▶ **Data to process**:
::::::::::

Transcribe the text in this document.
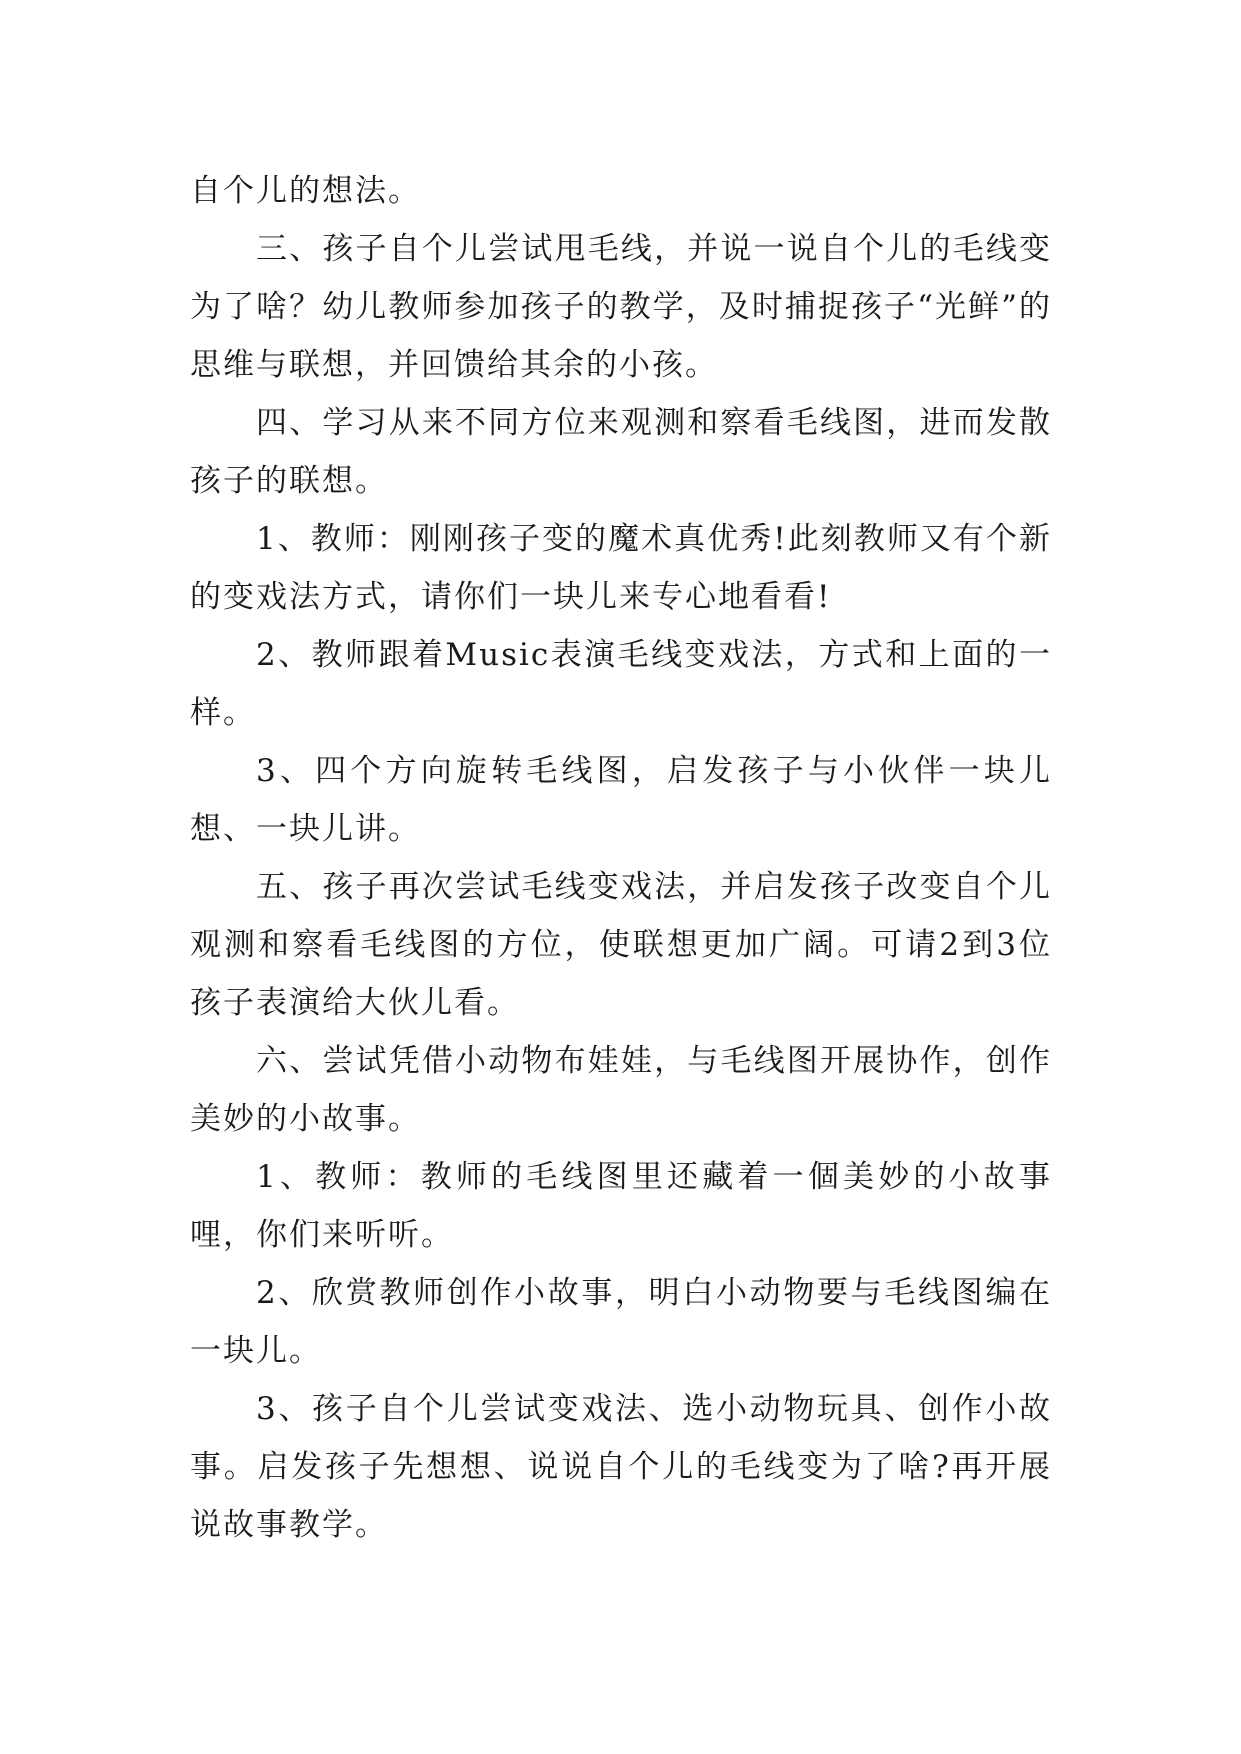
自个儿的想法。

三、孩子自个儿尝试甩毛线，并说一说自个儿的毛线变为了啥？幼儿教师参加孩子的教学，及时捕捉孩子“光鲜”的思维与联想，并回馈给其余的小孩。

四、学习从来不同方位来观测和察看毛线图，进而发散孩子的联想。

1、教师：刚刚孩子变的魔术真优秀!此刻教师又有个新的变戏法方式，请你们一块儿来专心地看看!

2、教师跟着Music表演毛线变戏法，方式和上面的一样。

3、四个方向旋转毛线图，启发孩子与小伙伴一块儿想、一块儿讲。

五、孩子再次尝试毛线变戏法，并启发孩子改变自个儿观测和察看毛线图的方位，使联想更加广阔。可请2到3位孩子表演给大伙儿看。

六、尝试凭借小动物布娃娃，与毛线图开展协作，创作美妙的小故事。

1、教师：教师的毛线图里还藏着一個美妙的小故事哩，你们来听听。

2、欣赏教师创作小故事，明白小动物要与毛线图编在一块儿。

3、孩子自个儿尝试变戏法、选小动物玩具、创作小故事。启发孩子先想想、说说自个儿的毛线变为了啥?再开展说故事教学。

::::::::::

▶ **The request**: Reproduce the full material exactly, excluding the pictures.

▶ **Exercise answer**:
Transcribe the text in this document.
自个儿的想法。

三、孩子自个儿尝试甩毛线，并说一说自个儿的毛线变为了啥？幼儿教师参加孩子的教学，及时捕捉孩子“光鲜”的思维与联想，并回馈给其余的小孩。

四、学习从来不同方位来观测和察看毛线图，进而发散孩子的联想。

1、教师：刚刚孩子变的魔术真优秀!此刻教师又有个新的变戏法方式，请你们一块儿来专心地看看!

2、教师跟着Music表演毛线变戏法，方式和上面的一样。

3、四个方向旋转毛线图，启发孩子与小伙伴一块儿想、一块儿讲。

五、孩子再次尝试毛线变戏法，并启发孩子改变自个儿观测和察看毛线图的方位，使联想更加广阔。可请2到3位孩子表演给大伙儿看。

六、尝试凭借小动物布娃娃，与毛线图开展协作，创作美妙的小故事。

1、教师：教师的毛线图里还藏着一個美妙的小故事哩，你们来听听。

2、欣赏教师创作小故事，明白小动物要与毛线图编在一块儿。

3、孩子自个儿尝试变戏法、选小动物玩具、创作小故事。启发孩子先想想、说说自个儿的毛线变为了啥?再开展说故事教学。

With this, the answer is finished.